## [Stated task]
How many lines in the records below hold the string "false"? Please answer with the number and nothing more.

_ _ _ _ _ _ _

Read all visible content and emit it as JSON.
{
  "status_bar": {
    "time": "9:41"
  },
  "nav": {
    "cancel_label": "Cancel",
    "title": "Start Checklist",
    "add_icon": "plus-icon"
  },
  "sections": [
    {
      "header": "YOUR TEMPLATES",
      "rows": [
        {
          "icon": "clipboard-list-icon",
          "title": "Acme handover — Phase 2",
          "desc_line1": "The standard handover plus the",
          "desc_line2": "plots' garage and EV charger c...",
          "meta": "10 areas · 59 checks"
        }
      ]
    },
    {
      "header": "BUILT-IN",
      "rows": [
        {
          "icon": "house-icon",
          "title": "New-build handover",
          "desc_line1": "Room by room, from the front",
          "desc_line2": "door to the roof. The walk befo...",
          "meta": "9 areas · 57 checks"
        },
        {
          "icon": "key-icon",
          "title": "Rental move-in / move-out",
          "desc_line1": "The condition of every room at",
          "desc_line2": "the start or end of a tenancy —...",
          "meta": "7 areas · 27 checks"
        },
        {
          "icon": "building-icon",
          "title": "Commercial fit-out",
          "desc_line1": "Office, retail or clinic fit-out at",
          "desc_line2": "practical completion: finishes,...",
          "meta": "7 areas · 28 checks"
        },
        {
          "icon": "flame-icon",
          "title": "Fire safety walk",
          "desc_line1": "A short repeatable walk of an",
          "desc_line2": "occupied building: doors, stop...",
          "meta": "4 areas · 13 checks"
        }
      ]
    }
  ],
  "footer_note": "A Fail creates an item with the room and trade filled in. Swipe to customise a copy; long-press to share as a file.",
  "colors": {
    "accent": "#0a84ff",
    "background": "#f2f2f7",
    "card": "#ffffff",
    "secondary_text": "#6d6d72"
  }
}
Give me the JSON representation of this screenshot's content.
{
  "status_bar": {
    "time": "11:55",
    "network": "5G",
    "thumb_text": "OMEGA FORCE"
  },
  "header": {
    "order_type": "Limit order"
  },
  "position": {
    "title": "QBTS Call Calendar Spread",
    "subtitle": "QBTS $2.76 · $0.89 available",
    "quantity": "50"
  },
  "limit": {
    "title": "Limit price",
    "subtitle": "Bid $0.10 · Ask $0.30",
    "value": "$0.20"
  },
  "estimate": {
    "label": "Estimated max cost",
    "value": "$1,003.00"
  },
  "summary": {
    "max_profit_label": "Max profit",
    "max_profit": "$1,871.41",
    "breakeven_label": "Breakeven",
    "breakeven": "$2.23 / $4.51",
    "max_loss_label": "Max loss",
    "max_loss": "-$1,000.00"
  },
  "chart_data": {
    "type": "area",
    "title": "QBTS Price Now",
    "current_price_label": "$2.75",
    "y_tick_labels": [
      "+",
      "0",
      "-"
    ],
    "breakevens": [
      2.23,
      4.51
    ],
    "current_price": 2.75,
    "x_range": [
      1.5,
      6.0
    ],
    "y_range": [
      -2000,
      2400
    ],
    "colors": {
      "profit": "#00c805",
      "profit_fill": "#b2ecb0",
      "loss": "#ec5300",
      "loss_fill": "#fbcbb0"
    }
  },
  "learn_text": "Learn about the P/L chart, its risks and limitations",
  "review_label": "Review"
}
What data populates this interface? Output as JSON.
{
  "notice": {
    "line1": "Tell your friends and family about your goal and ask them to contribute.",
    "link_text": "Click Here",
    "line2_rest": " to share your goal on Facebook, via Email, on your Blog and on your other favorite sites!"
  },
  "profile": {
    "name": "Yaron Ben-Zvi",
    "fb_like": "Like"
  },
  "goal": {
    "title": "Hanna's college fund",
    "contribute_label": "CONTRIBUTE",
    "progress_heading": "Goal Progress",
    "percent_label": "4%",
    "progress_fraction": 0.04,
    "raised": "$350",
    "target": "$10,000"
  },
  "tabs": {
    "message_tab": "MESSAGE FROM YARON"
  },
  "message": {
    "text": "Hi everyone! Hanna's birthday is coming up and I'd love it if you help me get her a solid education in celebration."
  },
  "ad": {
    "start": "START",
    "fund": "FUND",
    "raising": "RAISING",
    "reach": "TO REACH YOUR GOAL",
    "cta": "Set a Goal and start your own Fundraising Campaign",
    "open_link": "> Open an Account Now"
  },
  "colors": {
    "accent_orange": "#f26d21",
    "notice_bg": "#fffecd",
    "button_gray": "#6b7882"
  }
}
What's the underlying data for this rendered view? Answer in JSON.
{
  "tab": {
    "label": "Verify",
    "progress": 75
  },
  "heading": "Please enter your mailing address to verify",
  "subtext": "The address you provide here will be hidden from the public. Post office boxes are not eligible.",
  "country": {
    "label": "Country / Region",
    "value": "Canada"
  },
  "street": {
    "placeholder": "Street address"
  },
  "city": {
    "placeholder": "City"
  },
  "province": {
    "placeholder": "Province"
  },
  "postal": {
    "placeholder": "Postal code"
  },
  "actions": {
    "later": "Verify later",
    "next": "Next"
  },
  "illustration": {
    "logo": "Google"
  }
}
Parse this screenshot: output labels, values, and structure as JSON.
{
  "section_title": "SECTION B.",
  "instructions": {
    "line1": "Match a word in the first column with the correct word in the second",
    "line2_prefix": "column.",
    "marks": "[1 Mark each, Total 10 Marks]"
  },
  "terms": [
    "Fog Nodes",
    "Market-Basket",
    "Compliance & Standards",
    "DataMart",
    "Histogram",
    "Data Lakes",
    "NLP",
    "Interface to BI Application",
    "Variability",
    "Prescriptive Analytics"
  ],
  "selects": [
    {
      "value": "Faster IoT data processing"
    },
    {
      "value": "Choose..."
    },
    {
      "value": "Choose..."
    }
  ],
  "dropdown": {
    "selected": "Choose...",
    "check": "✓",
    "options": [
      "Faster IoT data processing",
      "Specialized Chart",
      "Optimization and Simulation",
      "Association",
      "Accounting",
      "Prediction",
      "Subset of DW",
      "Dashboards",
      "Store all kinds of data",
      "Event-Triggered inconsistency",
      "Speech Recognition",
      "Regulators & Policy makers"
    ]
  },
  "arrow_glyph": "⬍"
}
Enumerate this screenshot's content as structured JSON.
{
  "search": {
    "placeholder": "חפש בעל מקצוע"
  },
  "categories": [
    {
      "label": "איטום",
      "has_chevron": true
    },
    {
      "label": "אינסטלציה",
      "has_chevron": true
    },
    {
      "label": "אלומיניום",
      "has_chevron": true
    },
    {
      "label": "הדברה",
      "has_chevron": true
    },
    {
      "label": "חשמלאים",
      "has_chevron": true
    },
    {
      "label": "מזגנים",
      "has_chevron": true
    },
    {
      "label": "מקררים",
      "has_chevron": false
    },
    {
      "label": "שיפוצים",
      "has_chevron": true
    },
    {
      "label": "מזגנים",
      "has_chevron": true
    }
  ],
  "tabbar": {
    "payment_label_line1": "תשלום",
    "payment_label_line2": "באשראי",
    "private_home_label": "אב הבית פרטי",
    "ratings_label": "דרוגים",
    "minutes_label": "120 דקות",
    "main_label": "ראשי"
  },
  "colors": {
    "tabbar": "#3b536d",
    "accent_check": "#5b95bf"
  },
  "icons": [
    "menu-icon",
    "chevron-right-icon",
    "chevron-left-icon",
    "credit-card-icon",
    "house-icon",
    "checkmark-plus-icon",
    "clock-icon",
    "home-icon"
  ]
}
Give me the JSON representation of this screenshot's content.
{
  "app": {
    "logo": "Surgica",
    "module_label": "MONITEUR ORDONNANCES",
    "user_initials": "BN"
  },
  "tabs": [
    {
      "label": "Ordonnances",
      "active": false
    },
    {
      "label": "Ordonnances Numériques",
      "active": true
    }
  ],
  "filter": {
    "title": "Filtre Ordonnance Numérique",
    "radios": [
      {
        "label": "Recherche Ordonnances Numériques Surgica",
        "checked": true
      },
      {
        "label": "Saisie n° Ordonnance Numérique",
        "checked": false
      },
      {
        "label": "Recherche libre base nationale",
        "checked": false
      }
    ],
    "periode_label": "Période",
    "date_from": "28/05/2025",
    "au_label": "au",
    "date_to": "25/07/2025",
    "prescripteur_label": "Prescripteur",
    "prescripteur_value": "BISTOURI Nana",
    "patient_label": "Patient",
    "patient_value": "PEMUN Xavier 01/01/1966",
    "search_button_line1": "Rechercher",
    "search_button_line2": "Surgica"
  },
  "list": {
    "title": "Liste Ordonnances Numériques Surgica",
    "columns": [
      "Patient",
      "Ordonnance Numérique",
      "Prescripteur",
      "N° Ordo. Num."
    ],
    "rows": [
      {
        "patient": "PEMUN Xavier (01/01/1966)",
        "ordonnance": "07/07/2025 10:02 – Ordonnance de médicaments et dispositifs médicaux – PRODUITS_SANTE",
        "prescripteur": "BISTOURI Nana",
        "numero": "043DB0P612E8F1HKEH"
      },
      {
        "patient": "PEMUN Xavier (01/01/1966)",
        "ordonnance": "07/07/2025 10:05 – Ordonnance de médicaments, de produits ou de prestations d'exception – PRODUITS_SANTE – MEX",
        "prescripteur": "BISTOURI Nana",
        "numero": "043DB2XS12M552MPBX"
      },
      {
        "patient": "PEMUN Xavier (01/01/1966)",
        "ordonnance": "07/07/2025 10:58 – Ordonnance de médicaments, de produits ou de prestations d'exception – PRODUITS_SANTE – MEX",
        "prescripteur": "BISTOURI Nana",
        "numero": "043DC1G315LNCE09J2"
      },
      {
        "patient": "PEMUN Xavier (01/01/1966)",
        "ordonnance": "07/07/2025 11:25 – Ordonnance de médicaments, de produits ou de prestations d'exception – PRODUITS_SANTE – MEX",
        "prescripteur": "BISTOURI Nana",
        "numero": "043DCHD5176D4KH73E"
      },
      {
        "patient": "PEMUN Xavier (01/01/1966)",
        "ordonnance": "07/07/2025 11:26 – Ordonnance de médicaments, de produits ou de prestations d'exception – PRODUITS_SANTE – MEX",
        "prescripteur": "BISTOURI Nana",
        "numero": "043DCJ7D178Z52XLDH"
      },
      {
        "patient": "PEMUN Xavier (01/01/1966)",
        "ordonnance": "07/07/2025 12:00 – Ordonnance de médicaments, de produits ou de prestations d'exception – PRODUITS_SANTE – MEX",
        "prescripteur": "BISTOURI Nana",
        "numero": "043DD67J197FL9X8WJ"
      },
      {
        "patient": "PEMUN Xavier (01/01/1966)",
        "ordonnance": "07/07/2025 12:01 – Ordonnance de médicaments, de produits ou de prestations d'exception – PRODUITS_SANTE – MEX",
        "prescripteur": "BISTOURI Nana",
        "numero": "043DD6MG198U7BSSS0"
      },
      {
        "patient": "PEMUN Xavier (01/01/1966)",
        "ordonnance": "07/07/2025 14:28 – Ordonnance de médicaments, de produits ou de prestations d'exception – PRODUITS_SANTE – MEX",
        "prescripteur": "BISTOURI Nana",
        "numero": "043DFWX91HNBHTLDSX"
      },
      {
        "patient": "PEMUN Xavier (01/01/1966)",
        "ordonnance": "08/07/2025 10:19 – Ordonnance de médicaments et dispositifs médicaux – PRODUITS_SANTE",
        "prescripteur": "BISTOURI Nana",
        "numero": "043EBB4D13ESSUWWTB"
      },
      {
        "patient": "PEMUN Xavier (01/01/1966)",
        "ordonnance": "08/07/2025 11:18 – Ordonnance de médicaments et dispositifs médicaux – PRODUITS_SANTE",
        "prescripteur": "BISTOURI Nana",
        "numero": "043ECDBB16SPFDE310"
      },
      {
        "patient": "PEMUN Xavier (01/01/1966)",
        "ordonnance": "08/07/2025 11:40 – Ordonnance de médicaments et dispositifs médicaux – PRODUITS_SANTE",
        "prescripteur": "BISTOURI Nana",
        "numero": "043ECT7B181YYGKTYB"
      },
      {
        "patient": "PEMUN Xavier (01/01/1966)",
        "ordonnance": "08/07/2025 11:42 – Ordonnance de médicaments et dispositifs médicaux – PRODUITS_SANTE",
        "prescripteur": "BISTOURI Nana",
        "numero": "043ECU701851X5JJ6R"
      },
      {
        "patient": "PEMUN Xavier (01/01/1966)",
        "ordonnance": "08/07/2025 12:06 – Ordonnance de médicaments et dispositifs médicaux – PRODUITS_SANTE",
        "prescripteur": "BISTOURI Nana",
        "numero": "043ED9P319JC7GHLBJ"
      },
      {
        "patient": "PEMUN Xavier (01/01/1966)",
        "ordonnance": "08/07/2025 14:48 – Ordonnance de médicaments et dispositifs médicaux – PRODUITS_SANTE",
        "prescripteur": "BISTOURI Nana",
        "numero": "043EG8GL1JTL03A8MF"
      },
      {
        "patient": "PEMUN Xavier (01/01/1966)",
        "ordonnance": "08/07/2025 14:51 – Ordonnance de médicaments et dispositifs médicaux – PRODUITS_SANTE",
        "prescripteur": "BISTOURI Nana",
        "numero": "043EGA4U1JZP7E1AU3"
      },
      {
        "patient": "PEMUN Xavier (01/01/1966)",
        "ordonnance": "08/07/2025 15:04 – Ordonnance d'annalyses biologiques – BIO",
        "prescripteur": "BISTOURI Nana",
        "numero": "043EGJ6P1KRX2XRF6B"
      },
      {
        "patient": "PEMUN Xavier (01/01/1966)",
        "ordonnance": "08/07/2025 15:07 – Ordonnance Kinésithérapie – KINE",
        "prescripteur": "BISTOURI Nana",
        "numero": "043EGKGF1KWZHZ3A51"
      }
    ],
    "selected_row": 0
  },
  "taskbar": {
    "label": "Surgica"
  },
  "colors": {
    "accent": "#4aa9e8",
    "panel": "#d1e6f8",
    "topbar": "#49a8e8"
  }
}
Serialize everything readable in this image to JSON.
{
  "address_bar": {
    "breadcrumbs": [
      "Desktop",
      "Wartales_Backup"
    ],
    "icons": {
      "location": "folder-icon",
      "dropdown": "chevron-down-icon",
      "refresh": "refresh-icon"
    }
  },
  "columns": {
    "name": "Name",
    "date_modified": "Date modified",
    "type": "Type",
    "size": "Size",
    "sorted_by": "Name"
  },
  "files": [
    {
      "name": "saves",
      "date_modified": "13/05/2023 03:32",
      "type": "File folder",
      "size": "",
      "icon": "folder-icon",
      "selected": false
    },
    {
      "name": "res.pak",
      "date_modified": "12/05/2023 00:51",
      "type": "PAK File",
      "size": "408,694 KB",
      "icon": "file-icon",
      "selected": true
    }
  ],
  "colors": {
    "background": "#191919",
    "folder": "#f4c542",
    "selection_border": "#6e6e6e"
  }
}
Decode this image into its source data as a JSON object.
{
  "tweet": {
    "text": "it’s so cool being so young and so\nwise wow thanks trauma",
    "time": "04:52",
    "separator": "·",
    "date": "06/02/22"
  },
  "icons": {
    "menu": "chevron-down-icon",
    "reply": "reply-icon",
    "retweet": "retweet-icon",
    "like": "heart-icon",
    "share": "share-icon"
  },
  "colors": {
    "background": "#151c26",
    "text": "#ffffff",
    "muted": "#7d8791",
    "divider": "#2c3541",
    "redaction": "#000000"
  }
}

_ _ _ _ _ _ _

## [Result for this task]
5